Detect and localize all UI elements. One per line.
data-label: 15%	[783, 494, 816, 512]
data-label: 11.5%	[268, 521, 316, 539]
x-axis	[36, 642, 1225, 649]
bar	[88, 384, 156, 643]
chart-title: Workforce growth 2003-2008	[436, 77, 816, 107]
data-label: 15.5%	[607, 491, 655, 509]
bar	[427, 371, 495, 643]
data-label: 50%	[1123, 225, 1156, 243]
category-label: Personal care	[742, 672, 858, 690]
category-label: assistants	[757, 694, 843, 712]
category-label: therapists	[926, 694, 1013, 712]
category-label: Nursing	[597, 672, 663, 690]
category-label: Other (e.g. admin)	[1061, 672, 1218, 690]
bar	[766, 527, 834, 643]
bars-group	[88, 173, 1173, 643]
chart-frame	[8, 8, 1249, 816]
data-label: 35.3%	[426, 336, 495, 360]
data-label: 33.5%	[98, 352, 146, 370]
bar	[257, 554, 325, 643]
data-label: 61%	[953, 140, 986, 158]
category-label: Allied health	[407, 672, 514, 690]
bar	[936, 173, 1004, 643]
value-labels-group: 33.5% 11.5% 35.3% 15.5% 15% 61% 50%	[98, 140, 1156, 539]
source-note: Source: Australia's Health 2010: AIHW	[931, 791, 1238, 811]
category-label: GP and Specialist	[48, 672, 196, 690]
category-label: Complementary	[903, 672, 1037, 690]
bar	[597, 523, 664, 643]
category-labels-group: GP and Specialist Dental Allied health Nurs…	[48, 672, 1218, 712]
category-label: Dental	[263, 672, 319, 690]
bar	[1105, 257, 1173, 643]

● ● ● ●

WHAT TO PRODUCE >> Copy the rows above verbatim, from the first row through the line containing "672, 663, 690]", including both of these lines.

REPLY >>
Detect and localize all UI elements. One per line.
data-label: 15%	[783, 494, 816, 512]
data-label: 11.5%	[268, 521, 316, 539]
x-axis	[36, 642, 1225, 649]
bar	[88, 384, 156, 643]
chart-title: Workforce growth 2003-2008	[436, 77, 816, 107]
data-label: 15.5%	[607, 491, 655, 509]
bar	[427, 371, 495, 643]
data-label: 50%	[1123, 225, 1156, 243]
category-label: Personal care	[742, 672, 858, 690]
category-label: assistants	[757, 694, 843, 712]
category-label: therapists	[926, 694, 1013, 712]
category-label: Nursing	[597, 672, 663, 690]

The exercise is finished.